:: Text passage ::
--- Start ---
Major Projects in Computational and Applied Data Science#
A series of sprint-esque, multi-week projects in which 4-7 inter-academic course graduate co-developers develop machine learning applications of environmental datasets, culminating in the ‘product release’ and presentation to hypothetical clients and interest groups.
Hurricane Forecasting with Computer Vision#
Motivation: Given a set of satellite images of a hurricane, predict the hurricane’s evolution.
Proposed Solution: A convolution LSTM and GAN-LSTM were separately trained and tested, both constructed in PyTorch. The former achieved better results in both image prediction (according to a customly developed evaluation metric specific to image pixel similarity) and computational cost. Some results are shown below
Project Roles: Lead developer of image preprocessing workflow, co-developer of convolutional LSTM workflow (architecture optimzation), documentation and code sustainability maintainer, lead presenter.
Wildfire Forecasting and Correction#
Motivation: Using time series of satellite imagery coupled with ground sensor data, develop a neural network to predict the evolution of the wildfire in simulated ‘real-time’.
Proposed Solution: Principal Components Analysis (PCA) addressed issues of compressing and coupling the data, while an ensemble convolutional autoencoder-random forest regressor predicted wildfire image evolution in physical space. A Kalman filter was developed for the latent space of the autoencoder, correcting predictions in real-time. The images below show a comparison of the wildfire sensor ground truths and model predictions.
--- End ---
:: Data rows ::
--- Start ---
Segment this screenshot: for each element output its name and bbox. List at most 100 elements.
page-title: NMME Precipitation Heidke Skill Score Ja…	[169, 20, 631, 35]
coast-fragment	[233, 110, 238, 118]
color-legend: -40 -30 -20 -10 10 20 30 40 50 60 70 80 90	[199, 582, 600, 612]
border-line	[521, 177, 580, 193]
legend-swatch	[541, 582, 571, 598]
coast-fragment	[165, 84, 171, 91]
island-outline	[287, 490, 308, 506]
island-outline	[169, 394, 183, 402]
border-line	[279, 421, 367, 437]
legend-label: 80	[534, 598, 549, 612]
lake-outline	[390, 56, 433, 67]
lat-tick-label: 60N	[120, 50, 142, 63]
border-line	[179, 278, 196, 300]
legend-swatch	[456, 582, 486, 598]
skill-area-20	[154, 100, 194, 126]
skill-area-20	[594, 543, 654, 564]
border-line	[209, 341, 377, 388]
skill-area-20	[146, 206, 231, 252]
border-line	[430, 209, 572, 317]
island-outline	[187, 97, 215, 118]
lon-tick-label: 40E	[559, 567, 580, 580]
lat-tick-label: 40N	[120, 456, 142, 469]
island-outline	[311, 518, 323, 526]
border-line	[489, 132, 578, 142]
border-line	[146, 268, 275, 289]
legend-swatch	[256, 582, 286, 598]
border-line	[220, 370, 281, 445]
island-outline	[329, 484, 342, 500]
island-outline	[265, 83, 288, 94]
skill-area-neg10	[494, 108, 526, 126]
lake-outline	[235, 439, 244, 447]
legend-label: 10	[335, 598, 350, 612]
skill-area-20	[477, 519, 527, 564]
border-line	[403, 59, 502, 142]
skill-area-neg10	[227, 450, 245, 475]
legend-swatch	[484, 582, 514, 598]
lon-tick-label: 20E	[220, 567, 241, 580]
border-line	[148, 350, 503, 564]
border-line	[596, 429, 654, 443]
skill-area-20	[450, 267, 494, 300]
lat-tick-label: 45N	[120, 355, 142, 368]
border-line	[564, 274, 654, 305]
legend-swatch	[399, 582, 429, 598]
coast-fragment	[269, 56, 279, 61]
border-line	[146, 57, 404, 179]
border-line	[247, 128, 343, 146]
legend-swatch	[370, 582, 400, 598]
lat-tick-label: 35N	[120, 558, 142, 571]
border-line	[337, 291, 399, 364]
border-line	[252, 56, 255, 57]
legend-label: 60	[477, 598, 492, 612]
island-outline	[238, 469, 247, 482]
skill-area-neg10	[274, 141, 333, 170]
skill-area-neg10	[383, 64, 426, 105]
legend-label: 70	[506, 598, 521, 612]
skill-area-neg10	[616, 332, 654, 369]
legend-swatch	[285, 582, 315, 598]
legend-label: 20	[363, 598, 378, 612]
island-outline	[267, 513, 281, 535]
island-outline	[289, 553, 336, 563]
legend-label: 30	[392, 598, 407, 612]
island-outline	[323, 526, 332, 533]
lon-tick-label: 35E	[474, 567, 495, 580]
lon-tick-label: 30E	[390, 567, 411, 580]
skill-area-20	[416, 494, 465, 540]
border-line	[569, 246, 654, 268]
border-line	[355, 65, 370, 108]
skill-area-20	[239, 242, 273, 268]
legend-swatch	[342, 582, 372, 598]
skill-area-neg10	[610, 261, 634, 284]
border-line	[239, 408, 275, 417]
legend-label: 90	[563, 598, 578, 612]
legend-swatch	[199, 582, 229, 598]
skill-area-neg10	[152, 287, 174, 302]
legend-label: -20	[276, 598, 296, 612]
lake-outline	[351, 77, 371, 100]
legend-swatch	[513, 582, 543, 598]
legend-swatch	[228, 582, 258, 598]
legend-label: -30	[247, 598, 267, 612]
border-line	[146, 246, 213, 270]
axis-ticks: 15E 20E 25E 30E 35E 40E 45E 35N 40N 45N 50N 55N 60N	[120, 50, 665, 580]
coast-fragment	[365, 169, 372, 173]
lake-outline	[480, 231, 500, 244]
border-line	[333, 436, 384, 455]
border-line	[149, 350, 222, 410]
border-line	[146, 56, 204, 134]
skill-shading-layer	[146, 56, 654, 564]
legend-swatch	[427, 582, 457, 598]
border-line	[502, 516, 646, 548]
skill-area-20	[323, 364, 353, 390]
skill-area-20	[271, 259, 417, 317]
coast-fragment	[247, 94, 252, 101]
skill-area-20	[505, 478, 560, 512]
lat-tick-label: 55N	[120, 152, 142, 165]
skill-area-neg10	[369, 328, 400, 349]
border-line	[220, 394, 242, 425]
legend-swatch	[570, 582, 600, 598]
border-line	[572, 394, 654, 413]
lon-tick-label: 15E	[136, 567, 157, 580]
--- End ---
:: Your instructions ::
Reproduce the data science projects text word for word, from "Proposed Solution: Principal" up to and including "and model predictions.".

:: Written answer ::
Proposed Solution: Principal Components Analysis (PCA) addressed issues of compressing and coupling the data, while an ensemble convolutional autoencoder-random forest regressor predicted wildfire image evolution in physical space. A Kalman filter was developed for the latent space of the autoencoder, correcting predictions in real-time. The images below show a comparison of the wildfire sensor ground truths and model predictions.